> Written exercise:
Transcribe the material word for word, but without the images.

Chart and figure data
- - - -
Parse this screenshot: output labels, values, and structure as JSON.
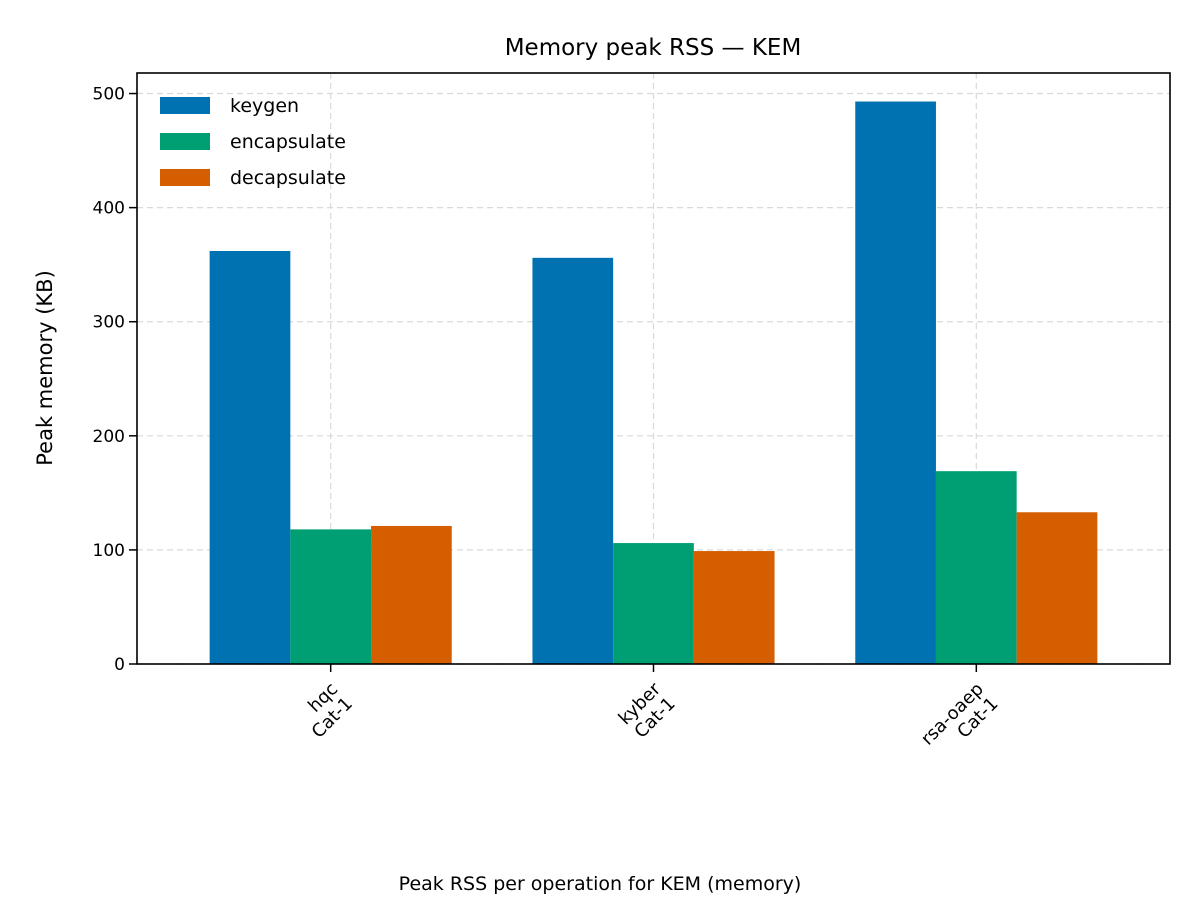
{
  "chart_data": {
    "type": "bar",
    "title": "Memory peak RSS — KEM",
    "xlabel": "",
    "ylabel": "Peak memory (KB)",
    "caption": "Peak RSS per operation for KEM (memory)",
    "categories": [
      [
        "hqc",
        "Cat-1"
      ],
      [
        "kyber",
        "Cat-1"
      ],
      [
        "rsa-oaep",
        "Cat-1"
      ]
    ],
    "series": [
      {
        "name": "keygen",
        "color": "#0072b2",
        "values": [
          362,
          356,
          493
        ]
      },
      {
        "name": "encapsulate",
        "color": "#009e73",
        "values": [
          118,
          106,
          169
        ]
      },
      {
        "name": "decapsulate",
        "color": "#d55e00",
        "values": [
          121,
          99,
          133
        ]
      }
    ],
    "ylim": [
      0,
      518
    ],
    "yticks": [
      0,
      100,
      200,
      300,
      400,
      500
    ],
    "grid": true,
    "legend_position": "top-left"
  }
}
- - - -
> Reply to the exercise:
Parse this screenshot: output labels, values, and structure as JSON.
{
  "chart_data": {
    "type": "bar",
    "title": "Memory peak RSS — KEM",
    "xlabel": "",
    "ylabel": "Peak memory (KB)",
    "caption": "Peak RSS per operation for KEM (memory)",
    "categories": [
      [
        "hqc",
        "Cat-1"
      ],
      [
        "kyber",
        "Cat-1"
      ],
      [
        "rsa-oaep",
        "Cat-1"
      ]
    ],
    "series": [
      {
        "name": "keygen",
        "color": "#0072b2",
        "values": [
          362,
          356,
          493
        ]
      },
      {
        "name": "encapsulate",
        "color": "#009e73",
        "values": [
          118,
          106,
          169
        ]
      },
      {
        "name": "decapsulate",
        "color": "#d55e00",
        "values": [
          121,
          99,
          133
        ]
      }
    ],
    "ylim": [
      0,
      518
    ],
    "yticks": [
      0,
      100,
      200,
      300,
      400,
      500
    ],
    "grid": true,
    "legend_position": "top-left"
  }
}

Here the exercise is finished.